→ What is required:
Output the material below in its entirety, exactly as given.
━━━━━━━━
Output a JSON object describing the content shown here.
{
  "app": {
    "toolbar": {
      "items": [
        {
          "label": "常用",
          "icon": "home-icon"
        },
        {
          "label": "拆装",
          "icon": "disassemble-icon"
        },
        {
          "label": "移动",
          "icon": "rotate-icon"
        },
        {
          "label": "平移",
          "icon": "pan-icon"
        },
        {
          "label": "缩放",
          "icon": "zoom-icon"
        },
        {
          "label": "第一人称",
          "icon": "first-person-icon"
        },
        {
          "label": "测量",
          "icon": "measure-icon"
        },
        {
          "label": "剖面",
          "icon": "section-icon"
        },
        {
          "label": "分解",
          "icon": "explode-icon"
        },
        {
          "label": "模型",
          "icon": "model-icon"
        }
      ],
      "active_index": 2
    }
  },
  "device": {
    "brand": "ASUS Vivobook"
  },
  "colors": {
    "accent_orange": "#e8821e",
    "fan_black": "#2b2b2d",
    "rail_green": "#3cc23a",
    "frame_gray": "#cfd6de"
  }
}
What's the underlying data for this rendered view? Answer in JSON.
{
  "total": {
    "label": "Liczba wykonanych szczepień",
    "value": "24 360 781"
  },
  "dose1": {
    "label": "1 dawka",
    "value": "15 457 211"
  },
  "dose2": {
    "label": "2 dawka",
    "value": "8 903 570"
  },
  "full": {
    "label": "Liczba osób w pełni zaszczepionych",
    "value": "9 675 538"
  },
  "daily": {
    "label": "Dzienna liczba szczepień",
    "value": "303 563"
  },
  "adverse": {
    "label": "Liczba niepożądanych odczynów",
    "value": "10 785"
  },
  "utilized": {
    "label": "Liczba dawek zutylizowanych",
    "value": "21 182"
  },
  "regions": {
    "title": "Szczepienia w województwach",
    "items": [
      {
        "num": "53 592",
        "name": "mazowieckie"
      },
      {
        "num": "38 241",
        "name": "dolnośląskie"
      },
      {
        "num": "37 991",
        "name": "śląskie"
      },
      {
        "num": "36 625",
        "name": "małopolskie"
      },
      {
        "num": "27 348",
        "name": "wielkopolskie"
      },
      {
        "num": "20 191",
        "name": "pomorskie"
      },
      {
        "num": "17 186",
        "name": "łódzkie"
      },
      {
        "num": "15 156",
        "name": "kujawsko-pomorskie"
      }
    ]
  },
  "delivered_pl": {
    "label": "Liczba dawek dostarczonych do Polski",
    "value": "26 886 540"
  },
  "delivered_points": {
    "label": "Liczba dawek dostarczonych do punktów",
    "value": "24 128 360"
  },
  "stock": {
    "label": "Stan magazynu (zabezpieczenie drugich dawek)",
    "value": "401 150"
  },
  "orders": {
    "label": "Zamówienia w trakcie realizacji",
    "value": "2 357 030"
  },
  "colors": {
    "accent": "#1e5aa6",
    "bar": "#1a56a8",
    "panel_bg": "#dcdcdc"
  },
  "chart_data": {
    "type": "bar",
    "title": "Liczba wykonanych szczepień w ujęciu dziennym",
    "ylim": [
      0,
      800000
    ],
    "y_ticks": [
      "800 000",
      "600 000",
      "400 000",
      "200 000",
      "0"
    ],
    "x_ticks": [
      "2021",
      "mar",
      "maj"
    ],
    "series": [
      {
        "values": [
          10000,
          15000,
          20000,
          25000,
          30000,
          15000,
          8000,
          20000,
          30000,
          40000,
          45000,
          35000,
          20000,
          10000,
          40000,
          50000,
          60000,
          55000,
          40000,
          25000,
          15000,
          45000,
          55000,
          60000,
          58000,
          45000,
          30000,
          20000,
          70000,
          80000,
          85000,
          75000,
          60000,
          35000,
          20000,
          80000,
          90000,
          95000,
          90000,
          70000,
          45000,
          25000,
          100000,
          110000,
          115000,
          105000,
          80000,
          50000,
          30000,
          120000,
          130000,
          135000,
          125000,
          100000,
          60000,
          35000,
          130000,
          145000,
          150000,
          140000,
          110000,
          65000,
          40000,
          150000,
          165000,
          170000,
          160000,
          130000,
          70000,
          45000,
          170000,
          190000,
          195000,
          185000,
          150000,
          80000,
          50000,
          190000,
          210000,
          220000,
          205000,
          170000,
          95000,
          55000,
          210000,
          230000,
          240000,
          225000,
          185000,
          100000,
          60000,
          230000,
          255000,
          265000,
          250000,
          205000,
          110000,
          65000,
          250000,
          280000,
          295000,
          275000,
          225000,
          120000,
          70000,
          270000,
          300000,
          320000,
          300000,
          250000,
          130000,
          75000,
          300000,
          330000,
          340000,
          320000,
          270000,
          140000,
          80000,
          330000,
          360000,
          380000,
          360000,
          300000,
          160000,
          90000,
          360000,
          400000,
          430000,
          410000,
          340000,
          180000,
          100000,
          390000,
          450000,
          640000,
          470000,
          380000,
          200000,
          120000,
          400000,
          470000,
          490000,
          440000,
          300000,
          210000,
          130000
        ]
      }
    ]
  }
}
━━━━━━━━
→ Worked answer:
Output a JSON object describing the content shown here.
{
  "app": {
    "toolbar": {
      "items": [
        {
          "label": "常用",
          "icon": "home-icon"
        },
        {
          "label": "拆装",
          "icon": "disassemble-icon"
        },
        {
          "label": "移动",
          "icon": "rotate-icon"
        },
        {
          "label": "平移",
          "icon": "pan-icon"
        },
        {
          "label": "缩放",
          "icon": "zoom-icon"
        },
        {
          "label": "第一人称",
          "icon": "first-person-icon"
        },
        {
          "label": "测量",
          "icon": "measure-icon"
        },
        {
          "label": "剖面",
          "icon": "section-icon"
        },
        {
          "label": "分解",
          "icon": "explode-icon"
        },
        {
          "label": "模型",
          "icon": "model-icon"
        }
      ],
      "active_index": 2
    }
  },
  "device": {
    "brand": "ASUS Vivobook"
  },
  "colors": {
    "accent_orange": "#e8821e",
    "fan_black": "#2b2b2d",
    "rail_green": "#3cc23a",
    "frame_gray": "#cfd6de"
  }
}
What's the underlying data for this rendered view? Answer in JSON.
{
  "total": {
    "label": "Liczba wykonanych szczepień",
    "value": "24 360 781"
  },
  "dose1": {
    "label": "1 dawka",
    "value": "15 457 211"
  },
  "dose2": {
    "label": "2 dawka",
    "value": "8 903 570"
  },
  "full": {
    "label": "Liczba osób w pełni zaszczepionych",
    "value": "9 675 538"
  },
  "daily": {
    "label": "Dzienna liczba szczepień",
    "value": "303 563"
  },
  "adverse": {
    "label": "Liczba niepożądanych odczynów",
    "value": "10 785"
  },
  "utilized": {
    "label": "Liczba dawek zutylizowanych",
    "value": "21 182"
  },
  "regions": {
    "title": "Szczepienia w województwach",
    "items": [
      {
        "num": "53 592",
        "name": "mazowieckie"
      },
      {
        "num": "38 241",
        "name": "dolnośląskie"
      },
      {
        "num": "37 991",
        "name": "śląskie"
      },
      {
        "num": "36 625",
        "name": "małopolskie"
      },
      {
        "num": "27 348",
        "name": "wielkopolskie"
      },
      {
        "num": "20 191",
        "name": "pomorskie"
      },
      {
        "num": "17 186",
        "name": "łódzkie"
      },
      {
        "num": "15 156",
        "name": "kujawsko-pomorskie"
      }
    ]
  },
  "delivered_pl": {
    "label": "Liczba dawek dostarczonych do Polski",
    "value": "26 886 540"
  },
  "delivered_points": {
    "label": "Liczba dawek dostarczonych do punktów",
    "value": "24 128 360"
  },
  "stock": {
    "label": "Stan magazynu (zabezpieczenie drugich dawek)",
    "value": "401 150"
  },
  "orders": {
    "label": "Zamówienia w trakcie realizacji",
    "value": "2 357 030"
  },
  "colors": {
    "accent": "#1e5aa6",
    "bar": "#1a56a8",
    "panel_bg": "#dcdcdc"
  },
  "chart_data": {
    "type": "bar",
    "title": "Liczba wykonanych szczepień w ujęciu dziennym",
    "ylim": [
      0,
      800000
    ],
    "y_ticks": [
      "800 000",
      "600 000",
      "400 000",
      "200 000",
      "0"
    ],
    "x_ticks": [
      "2021",
      "mar",
      "maj"
    ],
    "series": [
      {
        "values": [
          10000,
          15000,
          20000,
          25000,
          30000,
          15000,
          8000,
          20000,
          30000,
          40000,
          45000,
          35000,
          20000,
          10000,
          40000,
          50000,
          60000,
          55000,
          40000,
          25000,
          15000,
          45000,
          55000,
          60000,
          58000,
          45000,
          30000,
          20000,
          70000,
          80000,
          85000,
          75000,
          60000,
          35000,
          20000,
          80000,
          90000,
          95000,
          90000,
          70000,
          45000,
          25000,
          100000,
          110000,
          115000,
          105000,
          80000,
          50000,
          30000,
          120000,
          130000,
          135000,
          125000,
          100000,
          60000,
          35000,
          130000,
          145000,
          150000,
          140000,
          110000,
          65000,
          40000,
          150000,
          165000,
          170000,
          160000,
          130000,
          70000,
          45000,
          170000,
          190000,
          195000,
          185000,
          150000,
          80000,
          50000,
          190000,
          210000,
          220000,
          205000,
          170000,
          95000,
          55000,
          210000,
          230000,
          240000,
          225000,
          185000,
          100000,
          60000,
          230000,
          255000,
          265000,
          250000,
          205000,
          110000,
          65000,
          250000,
          280000,
          295000,
          275000,
          225000,
          120000,
          70000,
          270000,
          300000,
          320000,
          300000,
          250000,
          130000,
          75000,
          300000,
          330000,
          340000,
          320000,
          270000,
          140000,
          80000,
          330000,
          360000,
          380000,
          360000,
          300000,
          160000,
          90000,
          360000,
          400000,
          430000,
          410000,
          340000,
          180000,
          100000,
          390000,
          450000,
          640000,
          470000,
          380000,
          200000,
          120000,
          400000,
          470000,
          490000,
          440000,
          300000,
          210000,
          130000
        ]
      }
    ]
  }
}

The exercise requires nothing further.